- **GOAL**
Pick out each line of the records in which the word "from" appears.

- **RECORDS FOR THIS EXERCISE**
········

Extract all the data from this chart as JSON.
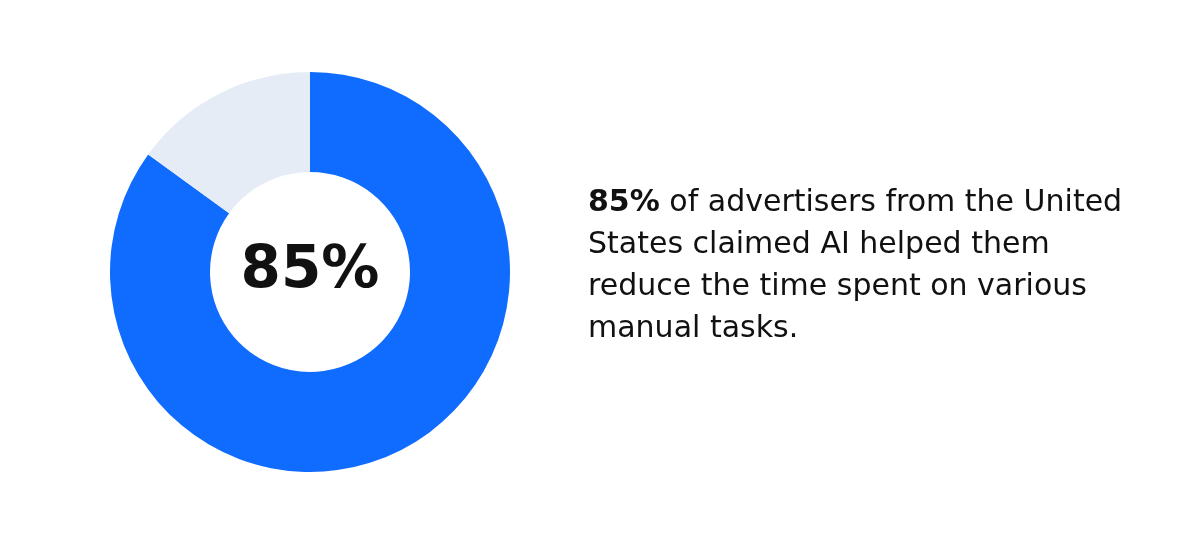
{
  "chart_data": {
    "type": "donut",
    "categories": [
      null,
      null
    ],
    "values": [
      85,
      15
    ],
    "colors": [
      "#0f6cff",
      "#e6ecf6"
    ],
    "value_labels": [
      "85%",
      null
    ],
    "annotations": [
      "85% of advertisers from the United States claimed AI helped them reduce the time spent on various manual tasks."
    ]
  }
}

········

- **WRITTEN RESPONSE**
Extract all the data from this chart as JSON.
      "85% of advertisers from the United States claimed AI helped them reduce the time spent on various manual tasks."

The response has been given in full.